Dataset entries on figures
--

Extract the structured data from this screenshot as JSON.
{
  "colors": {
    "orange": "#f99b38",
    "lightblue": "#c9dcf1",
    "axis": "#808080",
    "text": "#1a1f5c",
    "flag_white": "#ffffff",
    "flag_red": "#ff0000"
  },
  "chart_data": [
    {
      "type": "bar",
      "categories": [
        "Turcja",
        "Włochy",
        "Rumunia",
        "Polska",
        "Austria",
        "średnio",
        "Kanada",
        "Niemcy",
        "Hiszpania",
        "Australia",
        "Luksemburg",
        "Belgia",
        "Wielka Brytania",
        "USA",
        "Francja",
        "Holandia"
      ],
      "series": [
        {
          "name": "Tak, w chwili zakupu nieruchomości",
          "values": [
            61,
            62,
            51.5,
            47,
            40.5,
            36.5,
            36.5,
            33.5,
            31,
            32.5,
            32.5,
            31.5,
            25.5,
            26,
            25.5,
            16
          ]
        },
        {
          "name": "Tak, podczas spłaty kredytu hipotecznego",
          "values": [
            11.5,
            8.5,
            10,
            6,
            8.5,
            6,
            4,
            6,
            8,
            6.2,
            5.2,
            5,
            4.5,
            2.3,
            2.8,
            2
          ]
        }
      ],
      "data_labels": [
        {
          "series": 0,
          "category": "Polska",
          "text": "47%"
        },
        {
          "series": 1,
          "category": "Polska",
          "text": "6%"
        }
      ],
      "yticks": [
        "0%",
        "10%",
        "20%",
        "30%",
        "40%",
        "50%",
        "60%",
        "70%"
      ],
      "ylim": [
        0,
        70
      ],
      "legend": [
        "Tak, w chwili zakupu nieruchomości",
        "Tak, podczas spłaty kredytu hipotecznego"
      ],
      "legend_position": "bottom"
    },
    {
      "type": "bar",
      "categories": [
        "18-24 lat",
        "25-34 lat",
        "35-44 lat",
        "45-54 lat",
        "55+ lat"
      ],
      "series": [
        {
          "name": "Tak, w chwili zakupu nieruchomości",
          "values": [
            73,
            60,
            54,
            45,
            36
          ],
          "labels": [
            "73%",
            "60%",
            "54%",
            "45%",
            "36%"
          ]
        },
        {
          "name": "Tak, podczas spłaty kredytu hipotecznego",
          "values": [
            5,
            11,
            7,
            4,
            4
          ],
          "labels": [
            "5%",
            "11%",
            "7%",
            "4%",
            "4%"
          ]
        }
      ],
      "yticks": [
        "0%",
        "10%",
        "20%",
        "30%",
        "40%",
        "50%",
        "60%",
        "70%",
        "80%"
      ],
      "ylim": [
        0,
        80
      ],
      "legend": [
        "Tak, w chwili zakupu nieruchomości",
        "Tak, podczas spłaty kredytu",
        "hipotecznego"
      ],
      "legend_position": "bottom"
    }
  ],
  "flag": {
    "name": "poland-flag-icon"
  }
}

--

■ **Directions for this task**
Your task is to extract all of the records exactly.

■ **Response**
Extract the structured data from this screenshot as JSON.
{
  "colors": {
    "orange": "#f99b38",
    "lightblue": "#c9dcf1",
    "axis": "#808080",
    "text": "#1a1f5c",
    "flag_white": "#ffffff",
    "flag_red": "#ff0000"
  },
  "chart_data": [
    {
      "type": "bar",
      "categories": [
        "Turcja",
        "Włochy",
        "Rumunia",
        "Polska",
        "Austria",
        "średnio",
        "Kanada",
        "Niemcy",
        "Hiszpania",
        "Australia",
        "Luksemburg",
        "Belgia",
        "Wielka Brytania",
        "USA",
        "Francja",
        "Holandia"
      ],
      "series": [
        {
          "name": "Tak, w chwili zakupu nieruchomości",
          "values": [
            61,
            62,
            51.5,
            47,
            40.5,
            36.5,
            36.5,
            33.5,
            31,
            32.5,
            32.5,
            31.5,
            25.5,
            26,
            25.5,
            16
          ]
        },
        {
          "name": "Tak, podczas spłaty kredytu hipotecznego",
          "values": [
            11.5,
            8.5,
            10,
            6,
            8.5,
            6,
            4,
            6,
            8,
            6.2,
            5.2,
            5,
            4.5,
            2.3,
            2.8,
            2
          ]
        }
      ],
      "data_labels": [
        {
          "series": 0,
          "category": "Polska",
          "text": "47%"
        },
        {
          "series": 1,
          "category": "Polska",
          "text": "6%"
        }
      ],
      "yticks": [
        "0%",
        "10%",
        "20%",
        "30%",
        "40%",
        "50%",
        "60%",
        "70%"
      ],
      "ylim": [
        0,
        70
      ],
      "legend": [
        "Tak, w chwili zakupu nieruchomości",
        "Tak, podczas spłaty kredytu hipotecznego"
      ],
      "legend_position": "bottom"
    },
    {
      "type": "bar",
      "categories": [
        "18-24 lat",
        "25-34 lat",
        "35-44 lat",
        "45-54 lat",
        "55+ lat"
      ],
      "series": [
        {
          "name": "Tak, w chwili zakupu nieruchomości",
          "values": [
            73,
            60,
            54,
            45,
            36
          ],
          "labels": [
            "73%",
            "60%",
            "54%",
            "45%",
            "36%"
          ]
        },
        {
          "name": "Tak, podczas spłaty kredytu hipotecznego",
          "values": [
            5,
            11,
            7,
            4,
            4
          ],
          "labels": [
            "5%",
            "11%",
            "7%",
            "4%",
            "4%"
          ]
        }
      ],
      "yticks": [
        "0%",
        "10%",
        "20%",
        "30%",
        "40%",
        "50%",
        "60%",
        "70%",
        "80%"
      ],
      "ylim": [
        0,
        80
      ],
      "legend": [
        "Tak, w chwili zakupu nieruchomości",
        "Tak, podczas spłaty kredytu",
        "hipotecznego"
      ],
      "legend_position": "bottom"
    }
  ],
  "flag": {
    "name": "poland-flag-icon"
  }
}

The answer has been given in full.